=== SELECTED EXCERPT ===

I'm here to review! Sort of of, I mean, what can I possibly review from just a small excerpt but I will do my best nonetheless.

Most of this is random, in my mind. I have no idea exactly what the plot line or the characters are, therefore I can't really criticize this. Just as a suggestion, maybe you could have mentioned something about the story, sort of like...a synopsis perhaps, something that can make us feel closer to the story, in a sense. While I was reading, I had a difficult time picturing where he was or what was going on. You mentioned something earlier about this being a dream, I believe it is so, since well...bowing in a pool of blood isn't something very normal. Then again, what type of novel this is, I'm not quite sure yet. lol.
Anyway, casting that thought aside, I found your writing style again to be something quite deep. Your word choice is nice, your sentences were constructed with thought and I compliment you on that.

=== DATA SEGMENT ===

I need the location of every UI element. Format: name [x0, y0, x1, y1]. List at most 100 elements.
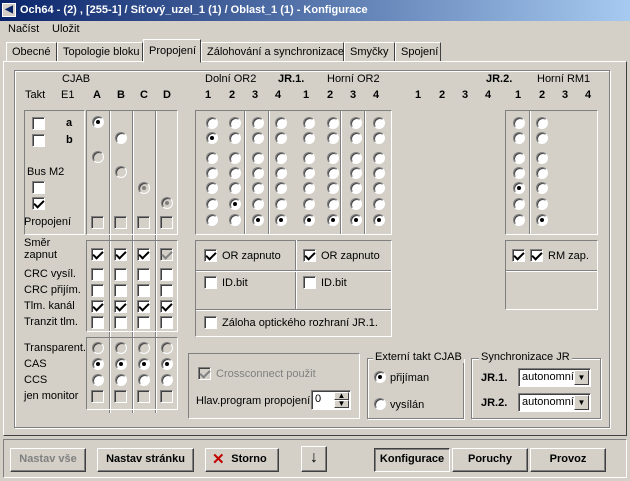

===

WORK TO COMPLETE: Carry on the review of the novel excerpt, starting after its last sentence. The lines have nothing to do with the review of the novel excerpt.

TASK ANSWER:
From this small excerpt, I'm thinking your novel is dark? I remember you told me something about it before but unfortunately my mind ceases to remember...argh! I think you had a cool plot too...
Anyway, I don't have much to say about this, I'm sorry if I wasn't much of a help. I mean, there's a limit to what I can do =P
I can be of more help if you posted the first chapter, or if this was more of longer read but other than that, I suggest you keep up the good work. I enjoyed reading this even though I had no real idea what was going on. The story itself seems interesting ^^
Call me if you need anything else, friend! ^^

~Shear
There are three rules for writing a novel. Unfortunately, no one knows what they are.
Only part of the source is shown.